Aim: Using the data below, repeat all of it precisely.

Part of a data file
-*-*-

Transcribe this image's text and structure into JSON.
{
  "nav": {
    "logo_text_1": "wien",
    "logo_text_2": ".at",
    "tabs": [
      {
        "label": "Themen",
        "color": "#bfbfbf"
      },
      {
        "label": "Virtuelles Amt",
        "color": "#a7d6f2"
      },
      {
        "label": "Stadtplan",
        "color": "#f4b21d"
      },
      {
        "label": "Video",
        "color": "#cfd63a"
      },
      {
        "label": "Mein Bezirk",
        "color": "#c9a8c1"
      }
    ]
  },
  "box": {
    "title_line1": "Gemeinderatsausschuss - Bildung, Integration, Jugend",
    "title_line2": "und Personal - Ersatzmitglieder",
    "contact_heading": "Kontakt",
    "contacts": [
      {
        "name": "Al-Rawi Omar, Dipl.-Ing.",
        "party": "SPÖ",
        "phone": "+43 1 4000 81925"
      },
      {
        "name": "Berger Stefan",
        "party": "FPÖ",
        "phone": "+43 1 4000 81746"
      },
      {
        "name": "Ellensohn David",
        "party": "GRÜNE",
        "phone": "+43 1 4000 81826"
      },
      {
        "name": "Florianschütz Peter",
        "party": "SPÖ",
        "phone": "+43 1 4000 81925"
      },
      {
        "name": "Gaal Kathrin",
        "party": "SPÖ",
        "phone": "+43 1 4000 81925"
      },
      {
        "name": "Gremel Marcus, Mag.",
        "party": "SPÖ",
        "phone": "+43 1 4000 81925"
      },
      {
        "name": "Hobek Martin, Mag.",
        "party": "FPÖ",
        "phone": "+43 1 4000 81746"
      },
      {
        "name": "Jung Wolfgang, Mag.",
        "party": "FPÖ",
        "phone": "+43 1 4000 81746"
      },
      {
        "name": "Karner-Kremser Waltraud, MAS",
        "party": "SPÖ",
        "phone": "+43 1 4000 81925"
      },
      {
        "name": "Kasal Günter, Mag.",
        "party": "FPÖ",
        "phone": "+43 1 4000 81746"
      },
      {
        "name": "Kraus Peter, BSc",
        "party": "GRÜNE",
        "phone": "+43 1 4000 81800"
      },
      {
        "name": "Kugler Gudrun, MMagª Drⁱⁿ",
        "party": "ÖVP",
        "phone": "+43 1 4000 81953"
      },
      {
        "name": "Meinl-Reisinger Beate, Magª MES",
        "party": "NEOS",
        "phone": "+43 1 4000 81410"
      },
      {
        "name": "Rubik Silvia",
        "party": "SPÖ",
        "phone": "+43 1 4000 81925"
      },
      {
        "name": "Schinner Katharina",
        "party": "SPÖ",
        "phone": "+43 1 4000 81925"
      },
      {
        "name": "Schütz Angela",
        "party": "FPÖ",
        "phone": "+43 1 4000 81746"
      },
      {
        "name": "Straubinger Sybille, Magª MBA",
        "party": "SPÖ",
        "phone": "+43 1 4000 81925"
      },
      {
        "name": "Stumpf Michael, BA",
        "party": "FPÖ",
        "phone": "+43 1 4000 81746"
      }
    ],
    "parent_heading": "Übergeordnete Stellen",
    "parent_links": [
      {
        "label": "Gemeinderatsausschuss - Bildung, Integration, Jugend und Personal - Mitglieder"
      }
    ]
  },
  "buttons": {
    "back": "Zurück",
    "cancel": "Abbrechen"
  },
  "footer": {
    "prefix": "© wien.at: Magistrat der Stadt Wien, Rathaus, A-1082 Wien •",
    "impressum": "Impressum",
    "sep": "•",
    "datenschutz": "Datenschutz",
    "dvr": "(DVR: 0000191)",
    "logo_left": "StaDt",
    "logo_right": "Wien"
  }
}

-*-*-

Right answer:
Transcribe this image's text and structure into JSON.
{
  "nav": {
    "logo_text_1": "wien",
    "logo_text_2": ".at",
    "tabs": [
      {
        "label": "Themen",
        "color": "#bfbfbf"
      },
      {
        "label": "Virtuelles Amt",
        "color": "#a7d6f2"
      },
      {
        "label": "Stadtplan",
        "color": "#f4b21d"
      },
      {
        "label": "Video",
        "color": "#cfd63a"
      },
      {
        "label": "Mein Bezirk",
        "color": "#c9a8c1"
      }
    ]
  },
  "box": {
    "title_line1": "Gemeinderatsausschuss - Bildung, Integration, Jugend",
    "title_line2": "und Personal - Ersatzmitglieder",
    "contact_heading": "Kontakt",
    "contacts": [
      {
        "name": "Al-Rawi Omar, Dipl.-Ing.",
        "party": "SPÖ",
        "phone": "+43 1 4000 81925"
      },
      {
        "name": "Berger Stefan",
        "party": "FPÖ",
        "phone": "+43 1 4000 81746"
      },
      {
        "name": "Ellensohn David",
        "party": "GRÜNE",
        "phone": "+43 1 4000 81826"
      },
      {
        "name": "Florianschütz Peter",
        "party": "SPÖ",
        "phone": "+43 1 4000 81925"
      },
      {
        "name": "Gaal Kathrin",
        "party": "SPÖ",
        "phone": "+43 1 4000 81925"
      },
      {
        "name": "Gremel Marcus, Mag.",
        "party": "SPÖ",
        "phone": "+43 1 4000 81925"
      },
      {
        "name": "Hobek Martin, Mag.",
        "party": "FPÖ",
        "phone": "+43 1 4000 81746"
      },
      {
        "name": "Jung Wolfgang, Mag.",
        "party": "FPÖ",
        "phone": "+43 1 4000 81746"
      },
      {
        "name": "Karner-Kremser Waltraud, MAS",
        "party": "SPÖ",
        "phone": "+43 1 4000 81925"
      },
      {
        "name": "Kasal Günter, Mag.",
        "party": "FPÖ",
        "phone": "+43 1 4000 81746"
      },
      {
        "name": "Kraus Peter, BSc",
        "party": "GRÜNE",
        "phone": "+43 1 4000 81800"
      },
      {
        "name": "Kugler Gudrun, MMagª Drⁱⁿ",
        "party": "ÖVP",
        "phone": "+43 1 4000 81953"
      },
      {
        "name": "Meinl-Reisinger Beate, Magª MES",
        "party": "NEOS",
        "phone": "+43 1 4000 81410"
      },
      {
        "name": "Rubik Silvia",
        "party": "SPÖ",
        "phone": "+43 1 4000 81925"
      },
      {
        "name": "Schinner Katharina",
        "party": "SPÖ",
        "phone": "+43 1 4000 81925"
      },
      {
        "name": "Schütz Angela",
        "party": "FPÖ",
        "phone": "+43 1 4000 81746"
      },
      {
        "name": "Straubinger Sybille, Magª MBA",
        "party": "SPÖ",
        "phone": "+43 1 4000 81925"
      },
      {
        "name": "Stumpf Michael, BA",
        "party": "FPÖ",
        "phone": "+43 1 4000 81746"
      }
    ],
    "parent_heading": "Übergeordnete Stellen",
    "parent_links": [
      {
        "label": "Gemeinderatsausschuss - Bildung, Integration, Jugend und Personal - Mitglieder"
      }
    ]
  },
  "buttons": {
    "back": "Zurück",
    "cancel": "Abbrechen"
  },
  "footer": {
    "prefix": "© wien.at: Magistrat der Stadt Wien, Rathaus, A-1082 Wien •",
    "impressum": "Impressum",
    "sep": "•",
    "datenschutz": "Datenschutz",
    "dvr": "(DVR: 0000191)",
    "logo_left": "StaDt",
    "logo_right": "Wien"
  }
}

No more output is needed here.